= Stated goal =
Repeat every line of the listing below exactly, minus the pictures.
○ ○ ○ ○ ○
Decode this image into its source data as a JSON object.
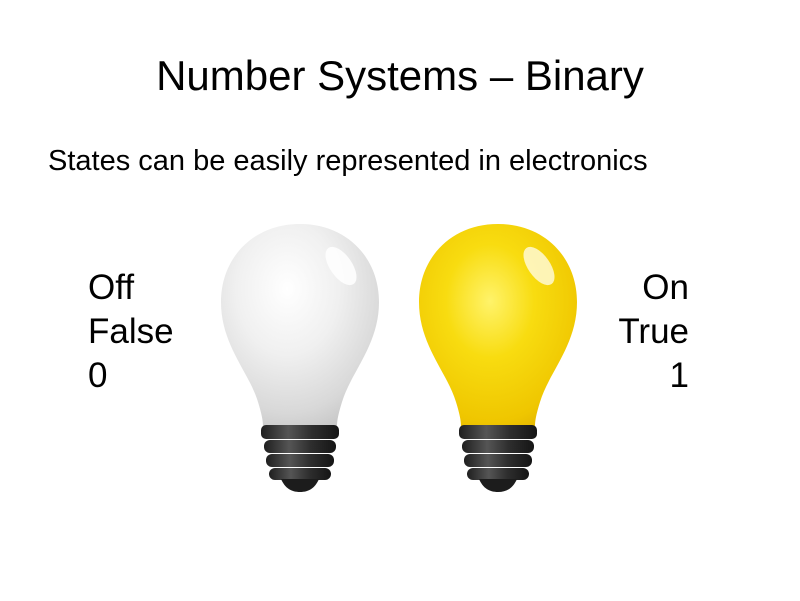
{
  "slide": {
    "title": "Number Systems – Binary",
    "subtitle": "States can be easily represented in electronics"
  },
  "off_state": {
    "labels": [
      "Off",
      "False",
      "0"
    ],
    "bulb_color": "#e6e6e6"
  },
  "on_state": {
    "labels": [
      "On",
      "True",
      "1"
    ],
    "bulb_color": "#f2cf00"
  },
  "bulb": {
    "base_color": "#2f2f2f"
  }
}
○ ○ ○ ○ ○
= Right answer =
Decode this image into its source data as a JSON object.
{
  "slide": {
    "title": "Number Systems – Binary",
    "subtitle": "States can be easily represented in electronics"
  },
  "off_state": {
    "labels": [
      "Off",
      "False",
      "0"
    ],
    "bulb_color": "#e6e6e6"
  },
  "on_state": {
    "labels": [
      "On",
      "True",
      "1"
    ],
    "bulb_color": "#f2cf00"
  },
  "bulb": {
    "base_color": "#2f2f2f"
  }
}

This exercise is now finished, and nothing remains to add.